_Data to process_
BEGIN
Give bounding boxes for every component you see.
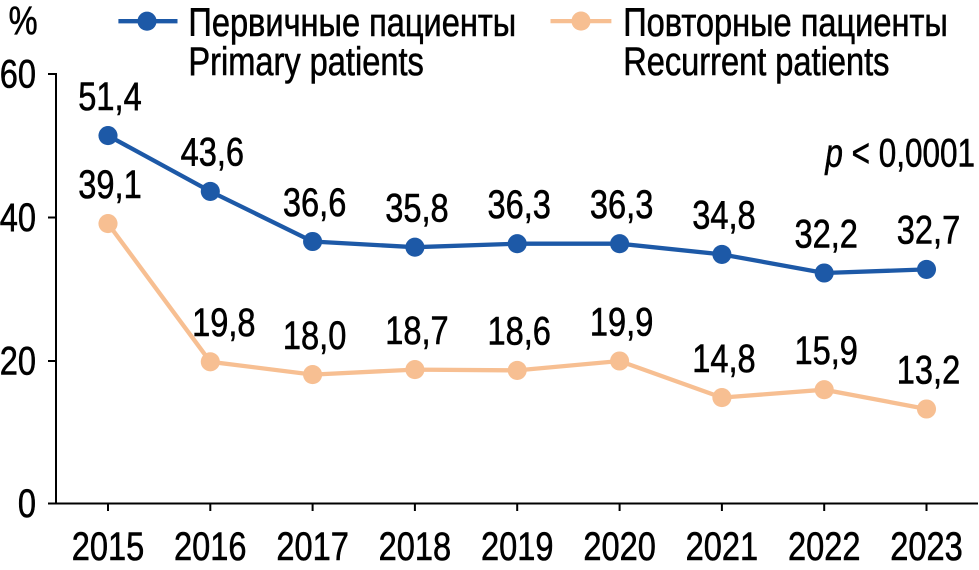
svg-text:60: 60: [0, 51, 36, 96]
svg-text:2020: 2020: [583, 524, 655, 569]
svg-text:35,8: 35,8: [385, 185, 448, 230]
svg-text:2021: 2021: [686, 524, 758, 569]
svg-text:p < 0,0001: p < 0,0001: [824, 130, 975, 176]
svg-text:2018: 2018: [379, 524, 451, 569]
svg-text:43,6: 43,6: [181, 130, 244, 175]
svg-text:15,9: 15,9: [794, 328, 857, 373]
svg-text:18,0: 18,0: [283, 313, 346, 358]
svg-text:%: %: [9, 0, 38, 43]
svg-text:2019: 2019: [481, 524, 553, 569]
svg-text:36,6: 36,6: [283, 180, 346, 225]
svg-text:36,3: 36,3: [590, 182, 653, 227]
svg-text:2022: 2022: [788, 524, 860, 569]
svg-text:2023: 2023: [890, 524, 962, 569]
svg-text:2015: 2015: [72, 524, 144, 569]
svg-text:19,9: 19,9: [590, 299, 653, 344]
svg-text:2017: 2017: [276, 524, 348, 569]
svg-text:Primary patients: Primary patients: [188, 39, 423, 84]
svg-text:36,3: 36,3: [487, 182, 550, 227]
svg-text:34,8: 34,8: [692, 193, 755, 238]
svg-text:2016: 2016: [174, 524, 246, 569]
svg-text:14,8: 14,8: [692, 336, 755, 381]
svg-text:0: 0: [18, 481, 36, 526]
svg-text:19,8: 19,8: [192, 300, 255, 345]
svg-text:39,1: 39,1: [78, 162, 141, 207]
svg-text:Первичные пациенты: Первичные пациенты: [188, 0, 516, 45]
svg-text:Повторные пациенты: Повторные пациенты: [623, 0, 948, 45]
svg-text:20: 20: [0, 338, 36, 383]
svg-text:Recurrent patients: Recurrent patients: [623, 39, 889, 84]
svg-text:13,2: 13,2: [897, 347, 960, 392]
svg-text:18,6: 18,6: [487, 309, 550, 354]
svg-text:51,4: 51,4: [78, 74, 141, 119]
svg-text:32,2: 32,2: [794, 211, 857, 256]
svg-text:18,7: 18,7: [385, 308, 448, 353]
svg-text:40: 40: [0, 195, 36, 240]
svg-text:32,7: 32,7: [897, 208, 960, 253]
END
BEGIN
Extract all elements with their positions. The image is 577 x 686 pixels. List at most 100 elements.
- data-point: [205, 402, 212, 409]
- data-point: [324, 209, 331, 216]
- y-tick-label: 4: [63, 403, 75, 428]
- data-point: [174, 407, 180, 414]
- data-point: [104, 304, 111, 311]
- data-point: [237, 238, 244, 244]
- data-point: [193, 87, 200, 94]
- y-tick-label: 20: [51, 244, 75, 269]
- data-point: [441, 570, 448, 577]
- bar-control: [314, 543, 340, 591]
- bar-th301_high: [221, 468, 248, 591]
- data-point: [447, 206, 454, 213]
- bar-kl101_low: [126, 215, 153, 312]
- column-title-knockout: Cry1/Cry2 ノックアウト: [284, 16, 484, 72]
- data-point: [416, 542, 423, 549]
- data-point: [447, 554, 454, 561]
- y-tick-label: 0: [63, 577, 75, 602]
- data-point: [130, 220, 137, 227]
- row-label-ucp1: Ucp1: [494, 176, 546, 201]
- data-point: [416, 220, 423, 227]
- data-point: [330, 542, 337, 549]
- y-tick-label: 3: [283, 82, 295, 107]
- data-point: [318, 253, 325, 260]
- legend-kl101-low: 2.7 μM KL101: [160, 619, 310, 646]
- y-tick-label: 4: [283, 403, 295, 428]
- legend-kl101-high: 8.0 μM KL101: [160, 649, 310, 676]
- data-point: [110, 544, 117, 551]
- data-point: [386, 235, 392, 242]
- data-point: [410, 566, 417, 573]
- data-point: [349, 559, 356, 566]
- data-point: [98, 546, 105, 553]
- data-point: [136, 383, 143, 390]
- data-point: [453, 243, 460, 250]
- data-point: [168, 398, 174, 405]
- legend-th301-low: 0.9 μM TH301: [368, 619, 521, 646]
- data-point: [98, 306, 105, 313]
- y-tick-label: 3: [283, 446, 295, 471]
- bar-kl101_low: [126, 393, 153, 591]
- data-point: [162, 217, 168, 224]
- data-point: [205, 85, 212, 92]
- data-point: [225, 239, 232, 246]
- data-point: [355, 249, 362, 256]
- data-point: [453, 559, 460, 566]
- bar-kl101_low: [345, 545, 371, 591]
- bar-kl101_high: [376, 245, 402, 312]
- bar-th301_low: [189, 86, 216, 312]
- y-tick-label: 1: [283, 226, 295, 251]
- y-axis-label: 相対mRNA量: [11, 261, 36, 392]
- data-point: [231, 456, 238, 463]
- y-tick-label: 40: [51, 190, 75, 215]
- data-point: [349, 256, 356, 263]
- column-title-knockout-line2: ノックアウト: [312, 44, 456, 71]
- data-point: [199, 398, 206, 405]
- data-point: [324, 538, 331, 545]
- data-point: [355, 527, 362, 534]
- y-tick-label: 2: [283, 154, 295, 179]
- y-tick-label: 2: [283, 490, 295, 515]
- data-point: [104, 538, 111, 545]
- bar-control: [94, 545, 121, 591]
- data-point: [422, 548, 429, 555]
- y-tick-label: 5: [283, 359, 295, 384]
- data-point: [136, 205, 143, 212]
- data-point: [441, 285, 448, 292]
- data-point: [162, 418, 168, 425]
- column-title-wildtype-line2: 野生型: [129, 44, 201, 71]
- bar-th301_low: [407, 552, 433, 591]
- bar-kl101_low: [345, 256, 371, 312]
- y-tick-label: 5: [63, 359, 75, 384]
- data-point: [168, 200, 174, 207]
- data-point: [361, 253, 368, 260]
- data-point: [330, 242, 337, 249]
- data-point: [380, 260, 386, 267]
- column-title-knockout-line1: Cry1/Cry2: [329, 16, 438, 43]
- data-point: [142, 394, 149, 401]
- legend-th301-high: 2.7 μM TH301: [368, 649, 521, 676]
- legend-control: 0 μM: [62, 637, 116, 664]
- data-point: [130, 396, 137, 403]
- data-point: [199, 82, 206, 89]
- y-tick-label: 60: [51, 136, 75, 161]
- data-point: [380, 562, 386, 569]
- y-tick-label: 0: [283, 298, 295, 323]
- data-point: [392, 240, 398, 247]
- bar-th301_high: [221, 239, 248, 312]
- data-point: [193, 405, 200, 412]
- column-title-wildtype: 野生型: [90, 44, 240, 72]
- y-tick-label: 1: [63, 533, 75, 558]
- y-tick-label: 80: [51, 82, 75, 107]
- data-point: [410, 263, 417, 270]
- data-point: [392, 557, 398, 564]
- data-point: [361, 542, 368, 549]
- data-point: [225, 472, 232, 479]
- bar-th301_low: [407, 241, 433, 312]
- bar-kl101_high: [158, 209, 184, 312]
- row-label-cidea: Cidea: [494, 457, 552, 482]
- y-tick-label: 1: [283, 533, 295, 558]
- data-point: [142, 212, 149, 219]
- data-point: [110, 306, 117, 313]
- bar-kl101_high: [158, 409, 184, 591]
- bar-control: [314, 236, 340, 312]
END
_The problem_
Where does the word "patients" occur in the records? Return every line that holds it.

_Solved exercise_
svg-text:Primary patients: Primary patients: [188, 39, 423, 84]
svg-text:Recurrent patients: Recurrent patients: [623, 39, 889, 84]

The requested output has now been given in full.